Task statement: Omit every picture and return the rest of the data unaltered.

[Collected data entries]
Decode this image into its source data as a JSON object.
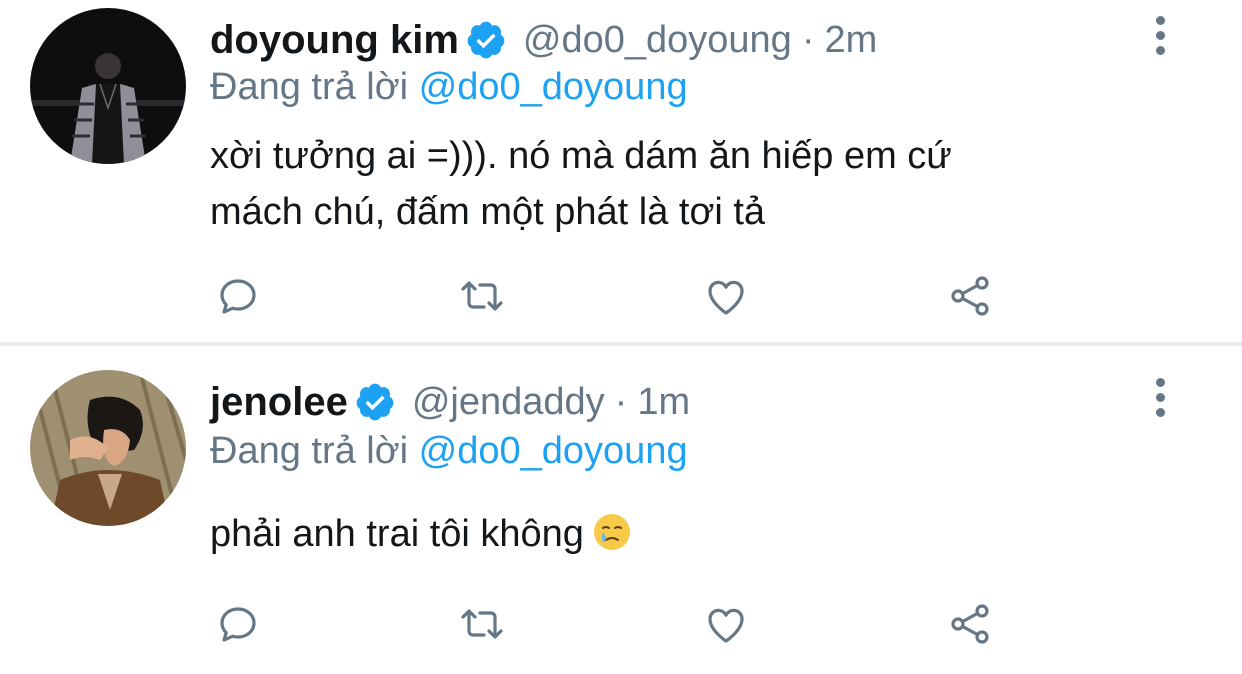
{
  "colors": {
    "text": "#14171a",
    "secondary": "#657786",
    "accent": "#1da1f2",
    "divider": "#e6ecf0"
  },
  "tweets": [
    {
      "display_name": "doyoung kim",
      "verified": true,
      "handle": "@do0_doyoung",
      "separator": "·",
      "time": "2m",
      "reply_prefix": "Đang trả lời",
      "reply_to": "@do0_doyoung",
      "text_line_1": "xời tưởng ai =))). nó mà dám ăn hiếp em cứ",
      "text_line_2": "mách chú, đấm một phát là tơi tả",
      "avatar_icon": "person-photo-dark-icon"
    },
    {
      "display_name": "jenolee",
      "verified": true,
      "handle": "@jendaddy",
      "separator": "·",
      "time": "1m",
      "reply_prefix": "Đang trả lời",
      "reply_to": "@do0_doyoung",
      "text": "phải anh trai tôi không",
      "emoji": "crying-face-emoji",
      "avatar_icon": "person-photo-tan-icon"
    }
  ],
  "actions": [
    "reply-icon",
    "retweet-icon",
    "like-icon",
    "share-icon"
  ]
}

The answer:
Decode this image into its source data as a JSON object.
{
  "colors": {
    "text": "#14171a",
    "secondary": "#657786",
    "accent": "#1da1f2",
    "divider": "#e6ecf0"
  },
  "tweets": [
    {
      "display_name": "doyoung kim",
      "verified": true,
      "handle": "@do0_doyoung",
      "separator": "·",
      "time": "2m",
      "reply_prefix": "Đang trả lời",
      "reply_to": "@do0_doyoung",
      "text_line_1": "xời tưởng ai =))). nó mà dám ăn hiếp em cứ",
      "text_line_2": "mách chú, đấm một phát là tơi tả",
      "avatar_icon": "person-photo-dark-icon"
    },
    {
      "display_name": "jenolee",
      "verified": true,
      "handle": "@jendaddy",
      "separator": "·",
      "time": "1m",
      "reply_prefix": "Đang trả lời",
      "reply_to": "@do0_doyoung",
      "text": "phải anh trai tôi không",
      "emoji": "crying-face-emoji",
      "avatar_icon": "person-photo-tan-icon"
    }
  ],
  "actions": [
    "reply-icon",
    "retweet-icon",
    "like-icon",
    "share-icon"
  ]
}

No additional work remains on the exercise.